**Your task:** Please rewrite each of the items below as a numbered list of their lines, leaving out blank lines and any pictures.

━━ Extracted data

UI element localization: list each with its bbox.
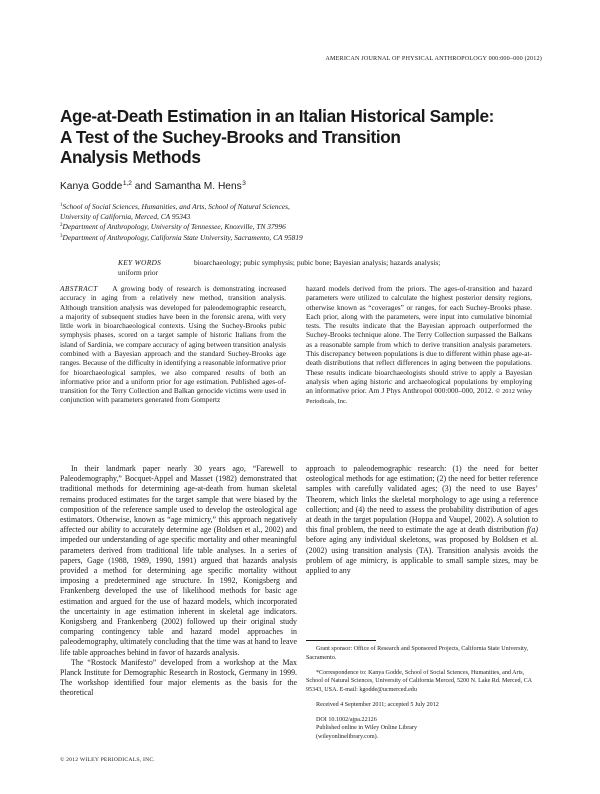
published-online-url: (wileyonlinelibrary.com).	[316, 733, 379, 740]
keywords-list-continued: uniform prior	[118, 267, 159, 277]
published-online: Published online in Wiley Online Library	[316, 725, 418, 732]
body-column-right	[306, 464, 538, 576]
title-line-2: A Test of the Suchey-Brooks and Transition	[60, 126, 401, 147]
keywords-list: bioarchaeology; pubic symphysis; pubic bone; Bayesian analysis; hazards analysis;	[194, 258, 441, 267]
title-line-3: Analysis Methods	[60, 147, 201, 167]
affiliation-text: Department of Anthropology, University of Tennessee, Knoxville, TN 37996	[62, 222, 286, 232]
abstract-column-right	[306, 284, 532, 407]
abstract-copyright: © 2012 Wiley Periodicals, Inc.	[306, 388, 533, 406]
keywords-label: KEY WORDS	[118, 258, 162, 267]
affiliation-text: School of Social Sciences, Humanities, and Arts, School of Natural Sciences,	[62, 202, 290, 211]
title-line-1: Age-at-Death Estimation in an Italian Historical Sample:	[60, 106, 495, 126]
affiliation-list	[60, 201, 303, 242]
abstract-column-left	[60, 284, 286, 405]
body-column-left	[60, 464, 297, 699]
footnote-divider	[306, 640, 376, 641]
article-title	[60, 106, 540, 168]
author-conjunction: and	[131, 181, 155, 192]
doi: DOI 10.1002/ajpa.22126	[316, 716, 377, 723]
body-paragraph	[306, 464, 538, 576]
author-name: Kanya Godde	[60, 181, 123, 192]
running-head: AMERICAN JOURNAL OF PHYSICAL ANTHROPOLOGY 000:000–000 (2012)	[325, 55, 542, 62]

━━━━

**Response to this task:**
1. UI element localization: list each with its bbox.
2. published-online-url: (wileyonlinelibrary.com).	[316, 733, 379, 740]
3. keywords-list-continued: uniform prior	[118, 267, 159, 277]
4. published-online: Published online in Wiley Online Library	[316, 725, 418, 732]
5. body-column-right	[306, 464, 538, 576]
6. title-line-2: A Test of the Suchey-Brooks and Transition	[60, 126, 401, 147]
7. keywords-list: bioarchaeology; pubic symphysis; pubic bone; Bayesian analysis; hazards analysis;	[194, 258, 441, 267]
8. title-line-3: Analysis Methods	[60, 147, 201, 167]
9. affiliation-text: Department of Anthropology, University of Tennessee, Knoxville, TN 37996	[62, 222, 286, 232]
10. abstract-column-right	[306, 284, 532, 407]
11. abstract-copyright: © 2012 Wiley Periodicals, Inc.	[306, 388, 533, 406]
12. keywords-label: KEY WORDS	[118, 258, 162, 267]
13. affiliation-text: School of Social Sciences, Humanities, and Arts, School of Natural Sciences,	[62, 202, 290, 211]
14. title-line-1: Age-at-Death Estimation in an Italian Historical Sample:	[60, 106, 495, 126]
15. affiliation-list	[60, 201, 303, 242]
16. abstract-column-left	[60, 284, 286, 405]
17. body-column-left	[60, 464, 297, 699]
18. footnote-divider	[306, 640, 376, 641]
19. article-title	[60, 106, 540, 168]
20. author-conjunction: and	[131, 181, 155, 192]
21. doi: DOI 10.1002/ajpa.22126	[316, 716, 377, 723]
22. body-paragraph	[306, 464, 538, 576]
23. author-name: Kanya Godde	[60, 181, 123, 192]
24. running-head: AMERICAN JOURNAL OF PHYSICAL ANTHROPOLOGY 000:000–000 (2012)	[325, 55, 542, 62]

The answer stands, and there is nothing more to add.